▶ Excerpt provided:
◇ ◇ ◇ ◇ ◇

[ensembl-dev] Retrieve sequence coverage data for strain (resequencing results)

Tue Oct 9 20:48:09 BST 2012

Hello,

I'm attempting to build alignments of resequencing results from the 1000 
genomes project.  The end result I desire should closely resemble this 
view from the genome browser 
http://browser.1000genomes.org/Homo_sapiens/Location/SequenceAlignment?db=core;g=ENSG00000099984;gene=ENSG00000099984;r=22:24322339-24326106 
I am using Perl API version 65 to match the database.

How do I obtain information on whether sequence data exists for a 
particular strain?  Using code like this

my $sa = $registry->get_adaptor("human", "core", "slice");
my $slice = $sa->fetch_by_region('chromosome', $chrom, $start, $end);
my $str_slice = $slice->get_by_strain("AK1");
my $indiv_seq = $str_slice -> seq ();

simply returns the reference sequence for the region even though the 
online genome browser shows missing data for that particular 
individual.  It also doesn't complement variations on the -1 strand, so 
I'm assuming the seq() method is just a bulk application of 
SeqEdit::apply_edit() or AlleleFeature::apply_edit() methods to the 
reference sequence rather than a function to actually retrieve strain 
sequence data.

◇ ◇ ◇ ◇ ◇

▶ Extracted material:
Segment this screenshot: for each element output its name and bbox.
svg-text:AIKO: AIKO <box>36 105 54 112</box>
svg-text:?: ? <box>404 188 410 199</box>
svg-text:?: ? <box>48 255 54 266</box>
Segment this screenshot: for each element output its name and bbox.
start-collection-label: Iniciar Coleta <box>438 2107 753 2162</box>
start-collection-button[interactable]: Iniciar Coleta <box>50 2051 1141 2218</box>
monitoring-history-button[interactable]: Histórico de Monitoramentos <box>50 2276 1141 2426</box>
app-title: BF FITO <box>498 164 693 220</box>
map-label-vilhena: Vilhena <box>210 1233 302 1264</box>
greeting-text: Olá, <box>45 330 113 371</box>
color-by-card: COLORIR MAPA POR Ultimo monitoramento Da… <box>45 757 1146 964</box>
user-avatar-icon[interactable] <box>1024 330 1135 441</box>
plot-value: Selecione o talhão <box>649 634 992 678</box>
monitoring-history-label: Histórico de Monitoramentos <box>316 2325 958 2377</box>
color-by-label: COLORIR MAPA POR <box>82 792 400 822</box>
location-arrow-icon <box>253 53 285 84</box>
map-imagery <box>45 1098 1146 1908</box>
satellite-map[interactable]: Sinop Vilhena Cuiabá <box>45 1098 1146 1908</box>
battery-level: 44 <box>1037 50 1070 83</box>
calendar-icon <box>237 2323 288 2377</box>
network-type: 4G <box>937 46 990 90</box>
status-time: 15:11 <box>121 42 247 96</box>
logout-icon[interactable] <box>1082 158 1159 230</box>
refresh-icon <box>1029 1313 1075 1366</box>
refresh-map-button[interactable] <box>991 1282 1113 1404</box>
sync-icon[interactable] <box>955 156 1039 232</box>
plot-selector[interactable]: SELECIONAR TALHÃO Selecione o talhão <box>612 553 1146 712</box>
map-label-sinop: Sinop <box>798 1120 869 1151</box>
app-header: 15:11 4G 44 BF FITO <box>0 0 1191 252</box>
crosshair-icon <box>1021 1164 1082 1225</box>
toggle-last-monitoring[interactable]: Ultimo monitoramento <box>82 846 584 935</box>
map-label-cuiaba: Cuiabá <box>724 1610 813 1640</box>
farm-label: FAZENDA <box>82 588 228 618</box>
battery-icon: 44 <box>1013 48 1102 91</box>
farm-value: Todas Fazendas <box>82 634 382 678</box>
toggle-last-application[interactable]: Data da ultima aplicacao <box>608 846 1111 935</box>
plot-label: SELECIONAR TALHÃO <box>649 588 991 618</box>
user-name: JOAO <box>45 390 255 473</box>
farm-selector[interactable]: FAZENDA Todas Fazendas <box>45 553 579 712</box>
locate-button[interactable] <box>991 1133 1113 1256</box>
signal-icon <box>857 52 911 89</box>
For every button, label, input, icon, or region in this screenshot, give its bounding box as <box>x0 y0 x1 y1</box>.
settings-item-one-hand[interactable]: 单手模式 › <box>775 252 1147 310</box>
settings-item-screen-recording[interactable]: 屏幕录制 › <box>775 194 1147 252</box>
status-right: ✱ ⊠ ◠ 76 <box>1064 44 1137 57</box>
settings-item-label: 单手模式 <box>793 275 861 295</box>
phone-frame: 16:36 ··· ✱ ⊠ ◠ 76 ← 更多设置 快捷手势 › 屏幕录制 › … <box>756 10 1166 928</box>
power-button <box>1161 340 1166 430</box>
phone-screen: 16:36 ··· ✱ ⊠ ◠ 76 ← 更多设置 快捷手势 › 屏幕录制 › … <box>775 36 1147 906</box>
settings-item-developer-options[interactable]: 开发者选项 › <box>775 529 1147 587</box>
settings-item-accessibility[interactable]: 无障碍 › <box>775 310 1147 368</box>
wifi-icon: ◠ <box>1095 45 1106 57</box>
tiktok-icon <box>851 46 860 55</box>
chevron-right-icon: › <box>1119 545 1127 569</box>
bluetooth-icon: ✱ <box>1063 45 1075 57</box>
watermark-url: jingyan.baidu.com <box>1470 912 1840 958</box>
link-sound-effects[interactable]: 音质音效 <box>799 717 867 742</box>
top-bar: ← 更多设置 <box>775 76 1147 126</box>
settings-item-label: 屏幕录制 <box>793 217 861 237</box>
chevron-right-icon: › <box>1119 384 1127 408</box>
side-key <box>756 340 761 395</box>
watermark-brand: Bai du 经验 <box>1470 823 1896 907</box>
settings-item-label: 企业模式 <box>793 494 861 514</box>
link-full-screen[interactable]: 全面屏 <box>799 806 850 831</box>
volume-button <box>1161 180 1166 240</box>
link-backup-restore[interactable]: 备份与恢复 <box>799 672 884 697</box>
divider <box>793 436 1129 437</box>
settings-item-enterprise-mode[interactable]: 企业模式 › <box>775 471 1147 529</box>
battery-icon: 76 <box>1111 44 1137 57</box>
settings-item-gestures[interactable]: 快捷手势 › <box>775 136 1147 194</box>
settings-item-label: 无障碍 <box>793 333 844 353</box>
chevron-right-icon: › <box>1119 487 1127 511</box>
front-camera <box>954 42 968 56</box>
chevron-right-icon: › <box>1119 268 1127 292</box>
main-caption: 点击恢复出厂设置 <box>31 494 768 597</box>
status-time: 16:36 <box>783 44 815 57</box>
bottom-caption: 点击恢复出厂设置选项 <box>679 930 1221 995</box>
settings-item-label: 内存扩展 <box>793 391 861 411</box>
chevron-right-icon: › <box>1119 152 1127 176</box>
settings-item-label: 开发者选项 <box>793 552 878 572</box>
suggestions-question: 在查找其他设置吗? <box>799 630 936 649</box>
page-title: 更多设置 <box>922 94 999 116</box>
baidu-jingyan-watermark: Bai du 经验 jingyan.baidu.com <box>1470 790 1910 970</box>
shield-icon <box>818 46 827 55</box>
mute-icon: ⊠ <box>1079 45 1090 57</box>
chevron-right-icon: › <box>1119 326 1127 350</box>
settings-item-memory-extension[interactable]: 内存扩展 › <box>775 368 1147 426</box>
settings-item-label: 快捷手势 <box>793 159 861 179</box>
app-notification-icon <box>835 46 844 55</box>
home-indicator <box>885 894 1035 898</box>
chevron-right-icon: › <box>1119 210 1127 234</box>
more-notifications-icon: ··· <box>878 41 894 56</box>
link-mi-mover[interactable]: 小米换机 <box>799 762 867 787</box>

◇ ◇ ◇ ◇ ◇

▶ Required work: Can you carry on the mailing-list post about retrieving strain sequence coverage from the point after its last sentence? The rows are separate material from the mailing-list post.

▶ Answer section:
So my question is twofold.  First, is going through the variations API 
and adding allele features to the reference the correct approach for 
reconstructing strain data?  Or is there a pre-existing method to do 
this that I am not aware of?  I am relatively new to the API and the 
presence of a view identical to my desired result in the online genome 
browser suggests that this could be the case.  Second, if this is the 
correct approach and I have to remove missing sequence data from my 
alignment myself, how do I determine where the missing data is for a 
given strain?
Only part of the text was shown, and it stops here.